-- Begin Input for this task --
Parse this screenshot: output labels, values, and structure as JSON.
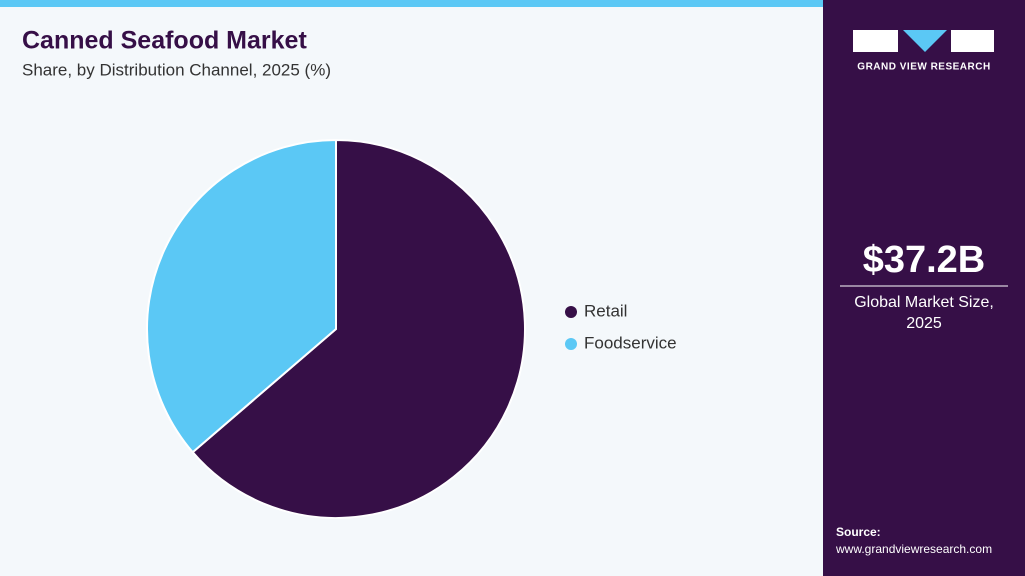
{
  "chart_data": {
    "type": "pie",
    "title": "Canned Seafood Market",
    "subtitle": "Share, by Distribution Channel, 2025 (%)",
    "categories": [
      "Retail",
      "Foodservice"
    ],
    "values": [
      63.7,
      36.3
    ],
    "colors": [
      "#360f47",
      "#5bc8f5"
    ]
  },
  "sidebar": {
    "logo_text": "GRAND VIEW RESEARCH",
    "market_size": "$37.2B",
    "market_size_label": [
      "Global Market Size,",
      "2025"
    ],
    "source_label": "Source:",
    "source_url": "www.grandviewresearch.com"
  }
}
-- End Input for this task --
◆ What is needed ◆
The records shown above are to be repeated exactly, with the pictures left out.

◆ Completed task ◆
Parse this screenshot: output labels, values, and structure as JSON.
{
  "chart_data": {
    "type": "pie",
    "title": "Canned Seafood Market",
    "subtitle": "Share, by Distribution Channel, 2025 (%)",
    "categories": [
      "Retail",
      "Foodservice"
    ],
    "values": [
      63.7,
      36.3
    ],
    "colors": [
      "#360f47",
      "#5bc8f5"
    ]
  },
  "sidebar": {
    "logo_text": "GRAND VIEW RESEARCH",
    "market_size": "$37.2B",
    "market_size_label": [
      "Global Market Size,",
      "2025"
    ],
    "source_label": "Source:",
    "source_url": "www.grandviewresearch.com"
  }
}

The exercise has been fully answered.